:: Task instructions ::
Copy all of the material exactly. Pictures are not to appear in the copy.

BEGIN Task input

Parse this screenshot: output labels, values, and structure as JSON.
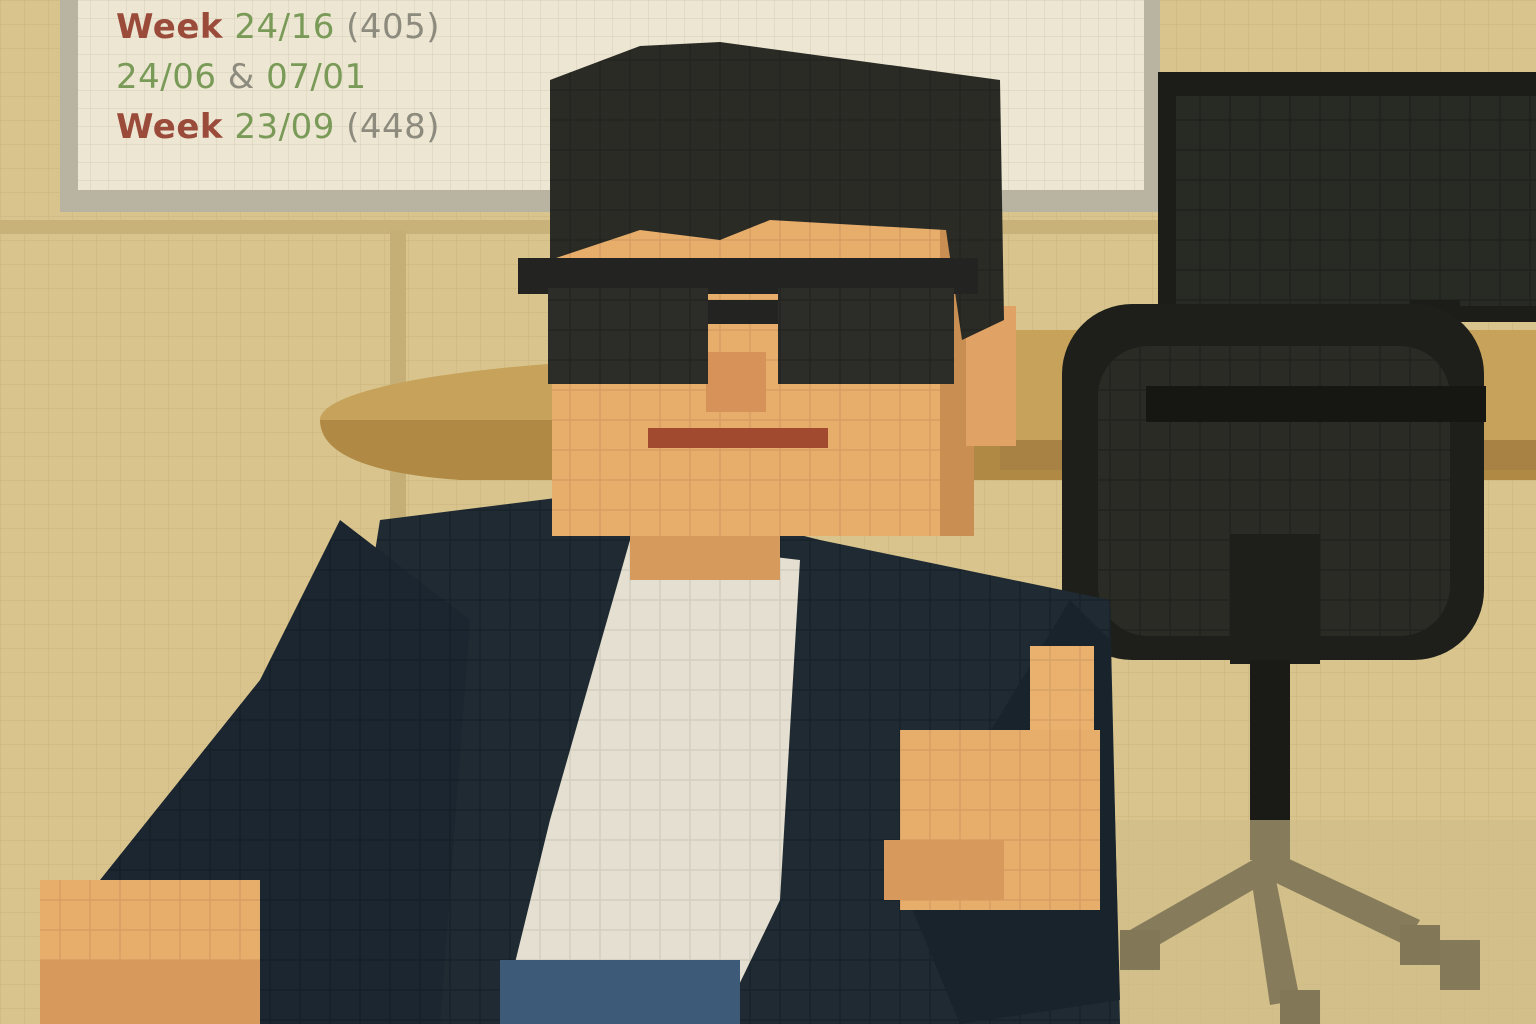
{
  "whiteboard": {
    "lines": [
      {
        "word": "Week",
        "date": "24/16",
        "count": "(405)"
      },
      {
        "word": "",
        "date": "24/06",
        "amp": "&",
        "date2": "07/01"
      },
      {
        "word": "Week",
        "date": "23/09",
        "count": "(448)"
      }
    ]
  },
  "palette": {
    "wall": "#d8c48c",
    "whiteboard": "#ece6d2",
    "hair": "#2b2b26",
    "skin": "#e7ad6b",
    "jacket": "#1f2a33",
    "shirt": "#e4dfd0",
    "chair": "#1e1f1a",
    "desk": "#c7a25a",
    "text_red": "#9b4b3a",
    "text_green": "#7a9a58"
  }
}
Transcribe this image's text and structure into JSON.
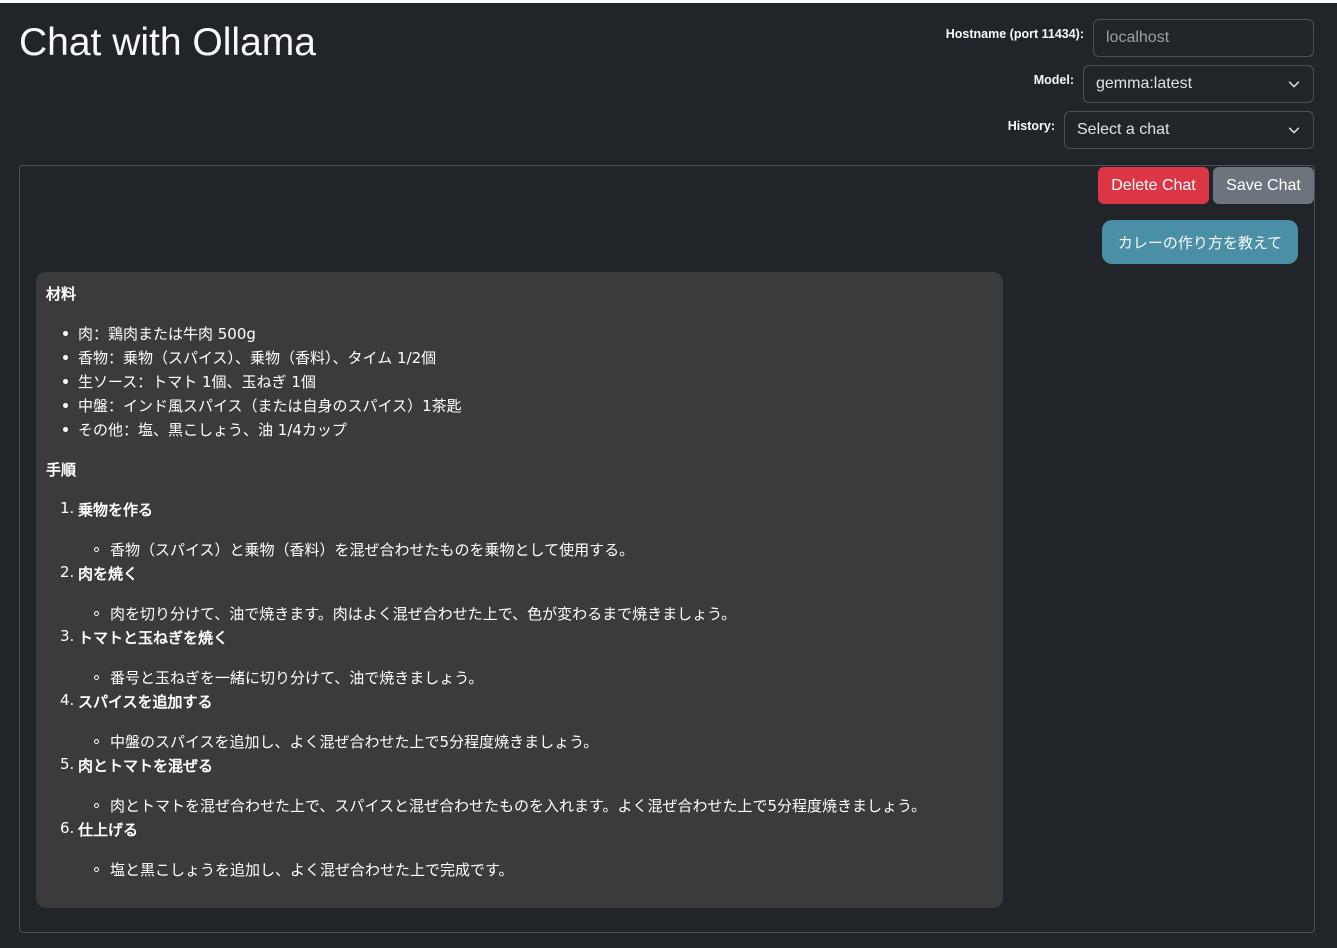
{
  "header": {
    "title": "Chat with Ollama"
  },
  "settings": {
    "hostname_label": "Hostname (port 11434):",
    "hostname_value": "localhost",
    "model_label": "Model:",
    "model_value": "gemma:latest",
    "history_label": "History:",
    "history_value": "Select a chat"
  },
  "toolbar": {
    "delete_label": "Delete Chat",
    "save_label": "Save Chat"
  },
  "colors": {
    "background": "#212529",
    "delete_button": "#dc3545",
    "save_button": "#6c757d",
    "user_bubble": "#4a8fa6",
    "assistant_bubble": "#3b3b3b"
  },
  "messages": {
    "user": "カレーの作り方を教えて",
    "assistant": {
      "ingredients_heading": "材料",
      "ingredients": [
        "肉：鶏肉または牛肉 500g",
        "香物：乗物（スパイス）、乗物（香料）、タイム 1/2個",
        "生ソース：トマト 1個、玉ねぎ 1個",
        "中盤：インド風スパイス（または自身のスパイス）1茶匙",
        "その他：塩、黒こしょう、油 1/4カップ"
      ],
      "steps_heading": "手順",
      "steps": [
        {
          "number": "1.",
          "title": "乗物を作る",
          "detail": "香物（スパイス）と乗物（香料）を混ぜ合わせたものを乗物として使用する。"
        },
        {
          "number": "2.",
          "title": "肉を焼く",
          "detail": "肉を切り分けて、油で焼きます。肉はよく混ぜ合わせた上で、色が変わるまで焼きましょう。"
        },
        {
          "number": "3.",
          "title": "トマトと玉ねぎを焼く",
          "detail": "番号と玉ねぎを一緒に切り分けて、油で焼きましょう。"
        },
        {
          "number": "4.",
          "title": "スパイスを追加する",
          "detail": "中盤のスパイスを追加し、よく混ぜ合わせた上で5分程度焼きましょう。"
        },
        {
          "number": "5.",
          "title": "肉とトマトを混ぜる",
          "detail": "肉とトマトを混ぜ合わせた上で、スパイスと混ぜ合わせたものを入れます。よく混ぜ合わせた上で5分程度焼きましょう。"
        },
        {
          "number": "6.",
          "title": "仕上げる",
          "detail": "塩と黒こしょうを追加し、よく混ぜ合わせた上で完成です。"
        }
      ]
    }
  }
}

END Task input

:: Solution below ::
Parse this screenshot: output labels, values, and structure as JSON.
{
  "whiteboard": {
    "lines": [
      {
        "word": "Week",
        "date": "24/16",
        "count": "(405)"
      },
      {
        "word": "",
        "date": "24/06",
        "amp": "&",
        "date2": "07/01"
      },
      {
        "word": "Week",
        "date": "23/09",
        "count": "(448)"
      }
    ]
  },
  "palette": {
    "wall": "#d8c48c",
    "whiteboard": "#ece6d2",
    "hair": "#2b2b26",
    "skin": "#e7ad6b",
    "jacket": "#1f2a33",
    "shirt": "#e4dfd0",
    "chair": "#1e1f1a",
    "desk": "#c7a25a",
    "text_red": "#9b4b3a",
    "text_green": "#7a9a58"
  }
}
Transcribe this image's text and structure into JSON.
{
  "header": {
    "title": "Chat with Ollama"
  },
  "settings": {
    "hostname_label": "Hostname (port 11434):",
    "hostname_value": "localhost",
    "model_label": "Model:",
    "model_value": "gemma:latest",
    "history_label": "History:",
    "history_value": "Select a chat"
  },
  "toolbar": {
    "delete_label": "Delete Chat",
    "save_label": "Save Chat"
  },
  "colors": {
    "background": "#212529",
    "delete_button": "#dc3545",
    "save_button": "#6c757d",
    "user_bubble": "#4a8fa6",
    "assistant_bubble": "#3b3b3b"
  },
  "messages": {
    "user": "カレーの作り方を教えて",
    "assistant": {
      "ingredients_heading": "材料",
      "ingredients": [
        "肉：鶏肉または牛肉 500g",
        "香物：乗物（スパイス）、乗物（香料）、タイム 1/2個",
        "生ソース：トマト 1個、玉ねぎ 1個",
        "中盤：インド風スパイス（または自身のスパイス）1茶匙",
        "その他：塩、黒こしょう、油 1/4カップ"
      ],
      "steps_heading": "手順",
      "steps": [
        {
          "number": "1.",
          "title": "乗物を作る",
          "detail": "香物（スパイス）と乗物（香料）を混ぜ合わせたものを乗物として使用する。"
        },
        {
          "number": "2.",
          "title": "肉を焼く",
          "detail": "肉を切り分けて、油で焼きます。肉はよく混ぜ合わせた上で、色が変わるまで焼きましょう。"
        },
        {
          "number": "3.",
          "title": "トマトと玉ねぎを焼く",
          "detail": "番号と玉ねぎを一緒に切り分けて、油で焼きましょう。"
        },
        {
          "number": "4.",
          "title": "スパイスを追加する",
          "detail": "中盤のスパイスを追加し、よく混ぜ合わせた上で5分程度焼きましょう。"
        },
        {
          "number": "5.",
          "title": "肉とトマトを混ぜる",
          "detail": "肉とトマトを混ぜ合わせた上で、スパイスと混ぜ合わせたものを入れます。よく混ぜ合わせた上で5分程度焼きましょう。"
        },
        {
          "number": "6.",
          "title": "仕上げる",
          "detail": "塩と黒こしょうを追加し、よく混ぜ合わせた上で完成です。"
        }
      ]
    }
  }
}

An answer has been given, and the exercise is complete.